> _WORK TO BE COMPLETED_:
Check each line for the string "себя". Give only the count of lines that have it.

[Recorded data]
○ ○ ○ ○
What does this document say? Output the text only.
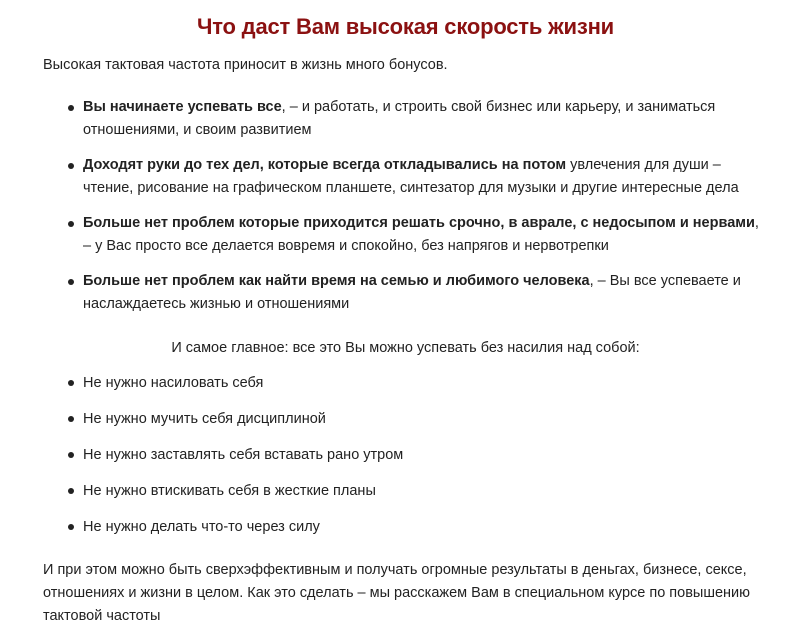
Что даст Вам высокая скорость жизни

Высокая тактовая частота приносит в жизнь много бонусов.

Вы начинаете успевать все, – и работать, и строить свой бизнес или карьеру, и заниматься отношениями, и своим развитием
Доходят руки до тех дел, которые всегда откладывались на потом увлечения для души – чтение, рисование на графическом планшете, синтезатор для музыки и другие интересные дела
Больше нет проблем которые приходится решать срочно, в аврале, с недосыпом и нервами, – у Вас просто все делается вовремя и спокойно, без напрягов и нервотрепки
Больше нет проблем как найти время на семью и любимого человека, – Вы все успеваете и наслаждаетесь жизнью и отношениями

И самое главное: все это Вы можно успевать без насилия над собой:

Не нужно насиловать себя
Не нужно мучить себя дисциплиной
Не нужно заставлять себя вставать рано утром
Не нужно втискивать себя в жесткие планы
Не нужно делать что-то через силу

И при этом можно быть сверхэффективным и получать огромные результаты в деньгах, бизнесе, сексе, отношениях и жизни в целом. Как это сделать – мы расскажем Вам в специальном курсе по повышению тактовой частоты
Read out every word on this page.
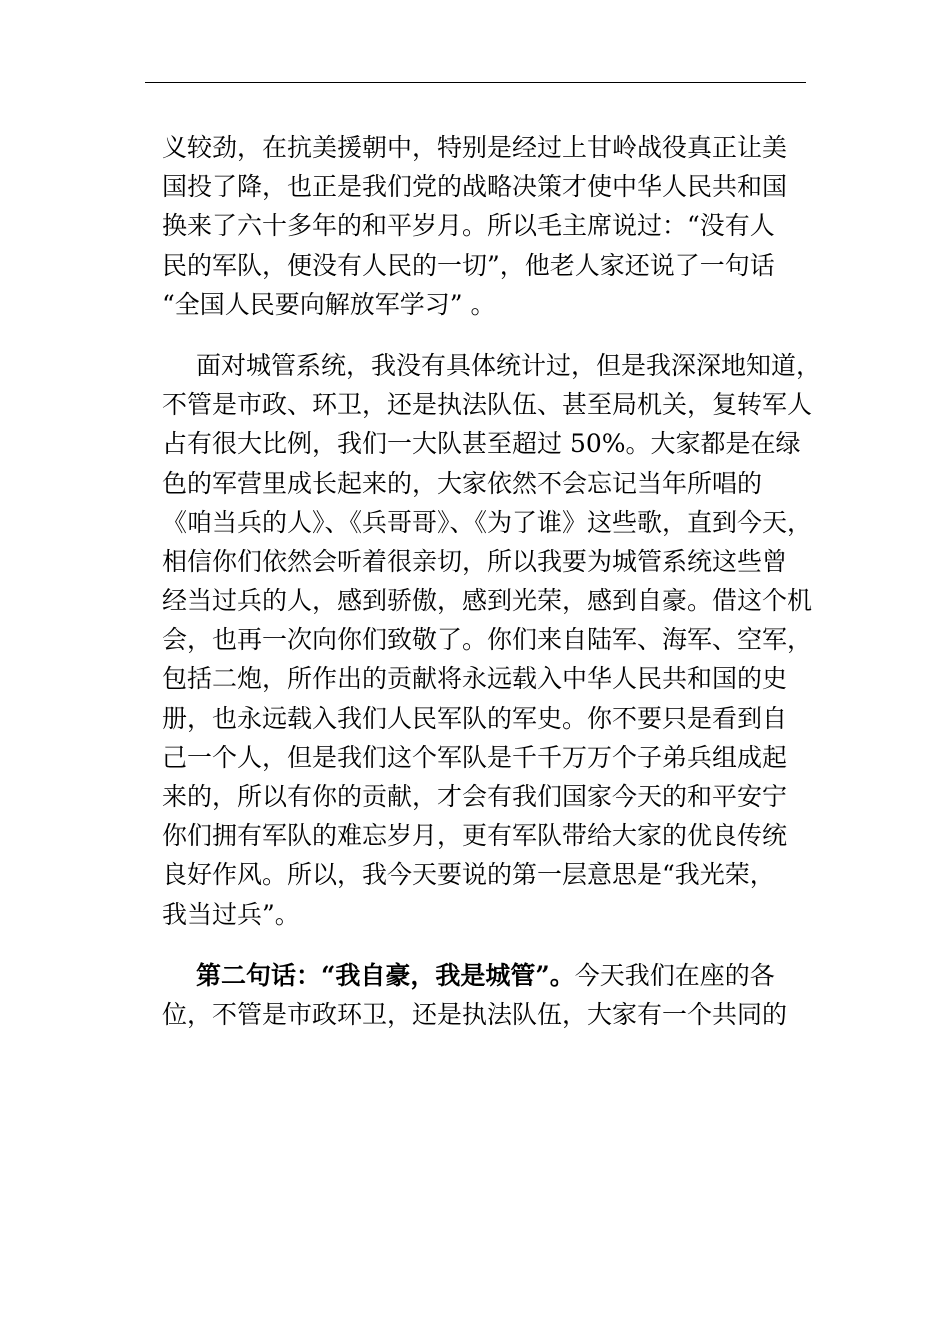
义较劲，在抗美援朝中，特别是经过上甘岭战役真正让美
国投了降，也正是我们党的战略决策才使中华人民共和国
换来了六十多年的和平岁月。所以毛主席说过：“没有人
民的军队，便没有人民的一切”，他老人家还说了一句话
“全国人民要向解放军学习” 。
面对城管系统，我没有具体统计过，但是我深深地知道，
不管是市政、环卫，还是执法队伍、甚至局机关，复转军人
占有很大比例，我们一大队甚至超过 50%。大家都是在绿
色的军营里成长起来的，大家依然不会忘记当年所唱的
《咱当兵的人》、《兵哥哥》、《为了谁》这些歌，直到今天，
相信你们依然会听着很亲切，所以我要为城管系统这些曾
经当过兵的人，感到骄傲，感到光荣，感到自豪。借这个机
会，也再一次向你们致敬了。你们来自陆军、海军、空军，
包括二炮，所作出的贡献将永远载入中华人民共和国的史
册，也永远载入我们人民军队的军史。你不要只是看到自
己一个人，但是我们这个军队是千千万万个子弟兵组成起
来的，所以有你的贡献，才会有我们国家今天的和平安宁
你们拥有军队的难忘岁月，更有军队带给大家的优良传统
良好作风。所以，我今天要说的第一层意思是“我光荣，
我当过兵”。
第二句话：“我自豪，我是城管”。今天我们在座的各
位，不管是市政环卫，还是执法队伍，大家有一个共同的
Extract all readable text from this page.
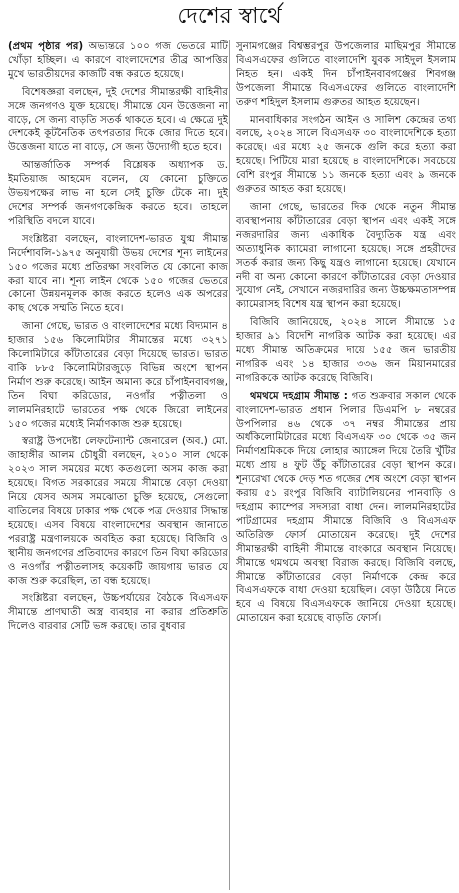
দেশের স্বার্থে

(প্রথম পৃষ্ঠার পর) অভ্যন্তরে ১০০ গজ ভেতরে মাটি খোঁড়া হচ্ছিল। এ কারণে বাংলাদেশের তীব্র আপত্তির মুখে ভারতীয়দের কাজটি বন্ধ করতে হয়েছে।

বিশেষজ্ঞরা বলছেন, দুই দেশের সীমান্তরক্ষী বাহিনীর সঙ্গে জনগণও যুক্ত হয়েছে। সীমান্তে যেন উত্তেজনা না বাড়ে, সে জন্য বাড়তি সতর্ক থাকতে হবে। এ ক্ষেত্রে দুই দেশকেই কূটনৈতিক তৎপরতার দিকে জোর দিতে হবে। উত্তেজনা যাতে না বাড়ে, সে জন্য উদ্যোগী হতে হবে।

আন্তর্জাতিক সম্পর্ক বিশ্লেষক অধ্যাপক ড. ইমতিয়াজ আহমেদ বলেন, যে কোনো চুক্তিতে উভয়পক্ষের লাভ না হলে সেই চুক্তি টেকে না। দুই দেশের সম্পর্ক জনগণকেন্দ্রিক করতে হবে। তাহলে পরিস্থিতি বদলে যাবে।

সংশ্লিষ্টরা বলছেন, বাংলাদেশ-ভারত যুগ্ম সীমান্ত নির্দেশাবলি-১৯৭৫ অনুযায়ী উভয় দেশের শূন্য লাইনের ১৫০ গজের মধ্যে প্রতিরক্ষা সংবলিত যে কোনো কাজ করা যাবে না। শূন্য লাইন থেকে ১৫০ গজের ভেতরে কোনো উন্নয়নমূলক কাজ করতে হলেও এক অপরের কাছ থেকে সম্মতি নিতে হবে।

জানা গেছে, ভারত ও বাংলাদেশের মধ্যে বিদ্যমান ৪ হাজার ১৫৬ কিলোমিটার সীমান্তের মধ্যে ৩২৭১ কিলোমিটারে কাঁটাতারের বেড়া দিয়েছে ভারত। ভারত বাকি ৮৮৫ কিলোমিটারজুড়ে বিভিন্ন অংশে স্থাপন নির্মাণ শুরু করেছে। আইন অমান্য করে চাঁপাইনবাবগঞ্জ, তিন বিঘা করিডোর, নওগাঁর পত্নীতলা ও লালমনিরহাটে ভারতের পক্ষ থেকে জিরো লাইনের ১৫০ গজের মধ্যেই নির্মাণকাজ শুরু হয়েছে।

স্বরাষ্ট্র উপদেষ্টা লেফটেন্যান্ট জেনারেল (অব.) মো. জাহাঙ্গীর আলম চৌধুরী বলছেন, ২০১০ সাল থেকে ২০২৩ সাল সময়ের মধ্যে কতগুলো অসম কাজ করা হয়েছে। বিগত সরকারের সময়ে সীমান্তে বেড়া দেওয়া নিয়ে যেসব অসম সমঝোতা চুক্তি হয়েছে, সেগুলো বাতিলের বিষয়ে ঢাকার পক্ষ থেকে পত্র দেওয়ার সিদ্ধান্ত হয়েছে। এসব বিষয়ে বাংলাদেশের অবস্থান জানাতে পররাষ্ট্র মন্ত্রণালয়কে অবহিত করা হয়েছে। বিজিবি ও স্থানীয় জনগণের প্রতিবাদের কারণে তিন বিঘা করিডোর ও নওগাঁর পত্নীতলাসহ কয়েকটি জায়গায় ভারত যে কাজ শুরু করেছিল, তা বন্ধ হয়েছে।

সংশ্লিষ্টরা বলছেন, উচ্চপর্যায়ের বৈঠকে বিএসএফ সীমান্তে প্রাণঘাতী অস্ত্র ব্যবহার না করার প্রতিশ্রুতি দিলেও বারবার সেটি ভঙ্গ করছে। তার বুধবার

সুনামগঞ্জের বিশ্বম্ভরপুর উপজেলার মাছিমপুর সীমান্তে বিএসএফের গুলিতে বাংলাদেশি যুবক সাইদুল ইসলাম নিহত হন। একই দিন চাঁপাইনবাবগঞ্জের শিবগঞ্জ উপজেলা সীমান্তে বিএসএফের গুলিতে বাংলাদেশি তরুণ শহিদুল ইসলাম গুরুতর আহত হয়েছেন।

মানবাধিকার সংগঠন আইন ও সালিশ কেন্দ্রের তথ্য বলছে, ২০২৪ সালে বিএসএফ ৩০ বাংলাদেশিকে হত্যা করেছে। এর মধ্যে ২৫ জনকে গুলি করে হত্যা করা হয়েছে। পিটিয়ে মারা হয়েছে ৪ বাংলাদেশিকে। সবচেয়ে বেশি রংপুর সীমান্তে ১১ জনকে হত্যা এবং ৯ জনকে গুরুতর আহত করা হয়েছে।

জানা গেছে, ভারতের দিক থেকে নতুন সীমান্ত ব্যবস্থাপনায় কাঁটাতারের বেড়া স্থাপন এবং একই সঙ্গে নজরদারির জন্য একাধিক বৈদ্যুতিক যন্ত্র এবং অত্যাধুনিক ক্যামেরা লাগানো হয়েছে। সঙ্গে প্রহরীদের সতর্ক করার জন্য কিছু যন্ত্রও লাগানো হয়েছে। যেখানে নদী বা অন্য কোনো কারণে কাঁটাতারের বেড়া দেওয়ার সুযোগ নেই, সেখানে নজরদারির জন্য উচ্চক্ষমতাসম্পন্ন ক্যামেরাসহ বিশেষ যন্ত্র স্থাপন করা হয়েছে।

বিজিবি জানিয়েছে, ২০২৪ সালে সীমান্তে ১৫ হাজার ৯১ বিদেশি নাগরিক আটক করা হয়েছে। এর মধ্যে সীমান্ত অতিক্রমের দায়ে ১৫৫ জন ভারতীয় নাগরিক এবং ১৪ হাজার ৩৩৬ জন মিয়ানমারের নাগরিককে আটক করেছে বিজিবি।

থমথমে দহগ্রাম সীমান্ত : গত শুক্রবার সকাল থেকে বাংলাদেশ-ভারত প্রধান পিলার ডিএমপি ৮ নম্বরের উপপিলার ৪৬ থেকে ৩৭ নম্বর সীমান্তের প্রায় অর্ধকিলোমিটারের মধ্যে বিএসএফ ৩০ থেকে ৩৫ জন নির্মাণশ্রমিককে দিয়ে লোহার অ্যাঙ্গেল দিয়ে তৈরি খুঁটির মধ্যে প্রায় ৪ ফুট উঁচু কাঁটাতারের বেড়া স্থাপন করে। শূন্যরেখা থেকে দেড় শত গজের শেষ অংশে বেড়া স্থাপন করায় ৫১ রংপুর বিজিবি ব্যাটালিয়নের পানবাড়ি ও দহগ্রাম ক্যাম্পের সদস্যরা বাধা দেন। লালমনিরহাটের পাটগ্রামের দহগ্রাম সীমান্তে বিজিবি ও বিএসএফ অতিরিক্ত ফোর্স মোতায়েন করেছে। দুই দেশের সীমান্তরক্ষী বাহিনী সীমান্তে বাংকারে অবস্থান নিয়েছে। সীমান্তে থমথমে অবস্থা বিরাজ করছে। বিজিবি বলছে, সীমান্তে কাঁটাতারের বেড়া নির্মাণকে কেন্দ্র করে বিএসএফকে বাধা দেওয়া হয়েছিল। বেড়া উঠিয়ে নিতে হবে এ বিষয়ে বিএসএফকে জানিয়ে দেওয়া হয়েছে। মোতায়েন করা হয়েছে বাড়তি ফোর্স।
○ ○ ○ ○
> _OUTPUT_:
4